Written problem:
Turn every line of the records below into a JSON list of strings, one string per line, leaving out any blank lines.

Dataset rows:
┄┄┄┄┄┄┄┄┄┄┄┄┄┄┄┄┄┄┄┄
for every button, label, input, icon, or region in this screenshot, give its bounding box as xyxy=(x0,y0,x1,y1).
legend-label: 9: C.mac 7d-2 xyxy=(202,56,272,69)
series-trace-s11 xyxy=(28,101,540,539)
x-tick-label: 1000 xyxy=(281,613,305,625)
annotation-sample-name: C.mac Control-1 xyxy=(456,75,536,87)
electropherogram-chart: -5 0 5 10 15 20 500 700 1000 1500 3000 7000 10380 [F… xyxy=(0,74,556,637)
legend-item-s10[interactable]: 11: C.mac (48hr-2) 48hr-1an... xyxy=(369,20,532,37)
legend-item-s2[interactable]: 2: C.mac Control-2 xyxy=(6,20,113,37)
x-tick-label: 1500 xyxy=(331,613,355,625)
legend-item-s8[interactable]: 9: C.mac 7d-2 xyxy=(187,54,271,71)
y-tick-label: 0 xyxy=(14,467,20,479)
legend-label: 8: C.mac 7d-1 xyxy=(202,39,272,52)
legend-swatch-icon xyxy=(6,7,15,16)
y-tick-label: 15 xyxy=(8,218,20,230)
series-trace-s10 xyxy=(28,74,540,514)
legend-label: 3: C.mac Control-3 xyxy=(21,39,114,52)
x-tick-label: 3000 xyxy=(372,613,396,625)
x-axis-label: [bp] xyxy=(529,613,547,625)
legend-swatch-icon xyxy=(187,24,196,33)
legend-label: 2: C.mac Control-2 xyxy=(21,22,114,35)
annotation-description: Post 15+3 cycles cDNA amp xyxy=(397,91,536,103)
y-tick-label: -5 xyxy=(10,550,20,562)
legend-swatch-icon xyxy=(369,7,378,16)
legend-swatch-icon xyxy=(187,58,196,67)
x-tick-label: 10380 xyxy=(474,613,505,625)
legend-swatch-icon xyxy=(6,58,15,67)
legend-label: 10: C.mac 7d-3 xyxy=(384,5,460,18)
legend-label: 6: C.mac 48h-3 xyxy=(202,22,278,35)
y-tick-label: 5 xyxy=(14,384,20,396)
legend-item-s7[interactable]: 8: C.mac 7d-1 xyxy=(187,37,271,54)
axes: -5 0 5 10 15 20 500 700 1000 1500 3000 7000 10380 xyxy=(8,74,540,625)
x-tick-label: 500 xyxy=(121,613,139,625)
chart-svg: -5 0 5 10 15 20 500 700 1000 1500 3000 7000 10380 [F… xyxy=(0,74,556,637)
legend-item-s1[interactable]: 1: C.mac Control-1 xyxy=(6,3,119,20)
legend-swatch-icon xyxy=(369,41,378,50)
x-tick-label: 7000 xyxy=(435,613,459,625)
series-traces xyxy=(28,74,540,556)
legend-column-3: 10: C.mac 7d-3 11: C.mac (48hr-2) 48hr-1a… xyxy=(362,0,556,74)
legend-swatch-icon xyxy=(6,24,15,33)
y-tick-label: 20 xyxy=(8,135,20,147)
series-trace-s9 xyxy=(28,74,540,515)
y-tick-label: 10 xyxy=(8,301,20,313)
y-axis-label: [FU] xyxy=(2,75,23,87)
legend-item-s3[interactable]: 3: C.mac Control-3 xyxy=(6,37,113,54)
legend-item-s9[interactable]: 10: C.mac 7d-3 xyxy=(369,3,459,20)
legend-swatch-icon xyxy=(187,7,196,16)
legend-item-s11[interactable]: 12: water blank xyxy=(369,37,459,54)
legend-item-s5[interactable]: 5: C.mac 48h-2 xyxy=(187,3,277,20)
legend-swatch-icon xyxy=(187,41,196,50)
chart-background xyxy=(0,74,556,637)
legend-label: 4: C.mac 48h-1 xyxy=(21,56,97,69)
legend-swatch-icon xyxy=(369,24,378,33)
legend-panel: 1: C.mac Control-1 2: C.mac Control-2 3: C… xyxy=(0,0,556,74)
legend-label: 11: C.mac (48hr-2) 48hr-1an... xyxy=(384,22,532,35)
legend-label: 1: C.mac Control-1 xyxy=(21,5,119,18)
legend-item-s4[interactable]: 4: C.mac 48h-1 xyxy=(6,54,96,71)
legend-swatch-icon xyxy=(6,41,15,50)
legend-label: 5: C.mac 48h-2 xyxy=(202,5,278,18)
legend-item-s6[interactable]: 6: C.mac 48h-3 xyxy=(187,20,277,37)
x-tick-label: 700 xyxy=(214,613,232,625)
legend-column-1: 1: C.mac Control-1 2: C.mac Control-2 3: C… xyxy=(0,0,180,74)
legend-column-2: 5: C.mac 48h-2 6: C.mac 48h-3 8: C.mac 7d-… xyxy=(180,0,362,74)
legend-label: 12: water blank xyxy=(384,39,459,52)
┄┄┄┄┄┄┄┄┄┄┄┄┄┄┄┄┄┄┄┄
Completed exercise:
[
  "for every button, label, input, icon, or region in this screenshot, give its bounding box as xyxy=(x0,y0,x1,y1).",
  "legend-label: 9: C.mac 7d-2 xyxy=(202,56,272,69)",
  "series-trace-s11 xyxy=(28,101,540,539)",
  "x-tick-label: 1000 xyxy=(281,613,305,625)",
  "annotation-sample-name: C.mac Control-1 xyxy=(456,75,536,87)",
  "electropherogram-chart: -5 0 5 10 15 20 500 700 1000 1500 3000 7000 10380 [F… xyxy=(0,74,556,637)",
  "legend-item-s10[interactable]: 11: C.mac (48hr-2) 48hr-1an... xyxy=(369,20,532,37)",
  "legend-item-s2[interactable]: 2: C.mac Control-2 xyxy=(6,20,113,37)",
  "x-tick-label: 1500 xyxy=(331,613,355,625)",
  "legend-item-s8[interactable]: 9: C.mac 7d-2 xyxy=(187,54,271,71)",
  "y-tick-label: 0 xyxy=(14,467,20,479)",
  "legend-label: 8: C.mac 7d-1 xyxy=(202,39,272,52)",
  "legend-swatch-icon xyxy=(6,7,15,16)",
  "y-tick-label: 15 xyxy=(8,218,20,230)",
  "series-trace-s10 xyxy=(28,74,540,514)",
  "legend-label: 3: C.mac Control-3 xyxy=(21,39,114,52)",
  "x-tick-label: 3000 xyxy=(372,613,396,625)",
  "x-axis-label: [bp] xyxy=(529,613,547,625)",
  "legend-swatch-icon xyxy=(187,24,196,33)",
  "legend-label: 2: C.mac Control-2 xyxy=(21,22,114,35)",
  "annotation-description: Post 15+3 cycles cDNA amp xyxy=(397,91,536,103)",
  "y-tick-label: -5 xyxy=(10,550,20,562)",
  "legend-swatch-icon xyxy=(369,7,378,16)",
  "legend-swatch-icon xyxy=(187,58,196,67)",
  "x-tick-label: 10380 xyxy=(474,613,505,625)",
  "legend-swatch-icon xyxy=(6,58,15,67)",
  "legend-label: 10: C.mac 7d-3 xyxy=(384,5,460,18)",
  "legend-label: 6: C.mac 48h-3 xyxy=(202,22,278,35)",
  "y-tick-label: 5 xyxy=(14,384,20,396)",
  "legend-item-s7[interactable]: 8: C.mac 7d-1 xyxy=(187,37,271,54)",
  "axes: -5 0 5 10 15 20 500 700 1000 1500 3000 7000 10380 xyxy=(8,74,540,625)",
  "x-tick-label: 500 xyxy=(121,613,139,625)",
  "chart-svg: -5 0 5 10 15 20 500 700 1000 1500 3000 7000 10380 [F… xyxy=(0,74,556,637)",
  "legend-item-s1[interactable]: 1: C.mac Control-1 xyxy=(6,3,119,20)",
  "legend-swatch-icon xyxy=(369,41,378,50)",
  "x-tick-label: 7000 xyxy=(435,613,459,625)",
  "series-traces xyxy=(28,74,540,556)",
  "legend-column-3: 10: C.mac 7d-3 11: C.mac (48hr-2) 48hr-1a… xyxy=(362,0,556,74)",
  "legend-swatch-icon xyxy=(6,24,15,33)",
  "y-tick-label: 20 xyxy=(8,135,20,147)",
  "series-trace-s9 xyxy=(28,74,540,515)",
  "y-tick-label: 10 xyxy=(8,301,20,313)",
  "y-axis-label: [FU] xyxy=(2,75,23,87)",
  "legend-item-s3[interactable]: 3: C.mac Control-3 xyxy=(6,37,113,54)",
  "legend-item-s9[interactable]: 10: C.mac 7d-3 xyxy=(369,3,459,20)",
  "legend-swatch-icon xyxy=(187,7,196,16)",
  "legend-item-s11[interactable]: 12: water blank xyxy=(369,37,459,54)",
  "legend-item-s5[interactable]: 5: C.mac 48h-2 xyxy=(187,3,277,20)",
  "legend-swatch-icon xyxy=(187,41,196,50)",
  "chart-background xyxy=(0,74,556,637)",
  "legend-label: 4: C.mac 48h-1 xyxy=(21,56,97,69)",
  "legend-swatch-icon xyxy=(369,24,378,33)",
  "legend-panel: 1: C.mac Control-1 2: C.mac Control-2 3: C… xyxy=(0,0,556,74)",
  "legend-label: 11: C.mac (48hr-2) 48hr-1an... xyxy=(384,22,532,35)",
  "legend-label: 1: C.mac Control-1 xyxy=(21,5,119,18)",
  "legend-item-s4[interactable]: 4: C.mac 48h-1 xyxy=(6,54,96,71)",
  "legend-swatch-icon xyxy=(6,41,15,50)",
  "legend-label: 5: C.mac 48h-2 xyxy=(202,5,278,18)",
  "legend-item-s6[interactable]: 6: C.mac 48h-3 xyxy=(187,20,277,37)",
  "x-tick-label: 700 xyxy=(214,613,232,625)",
  "legend-column-1: 1: C.mac Control-1 2: C.mac Control-2 3: C… xyxy=(0,0,180,74)",
  "legend-column-2: 5: C.mac 48h-2 6: C.mac 48h-3 8: C.mac 7d-… xyxy=(180,0,362,74)",
  "legend-label: 12: water blank xyxy=(384,39,459,52)"
]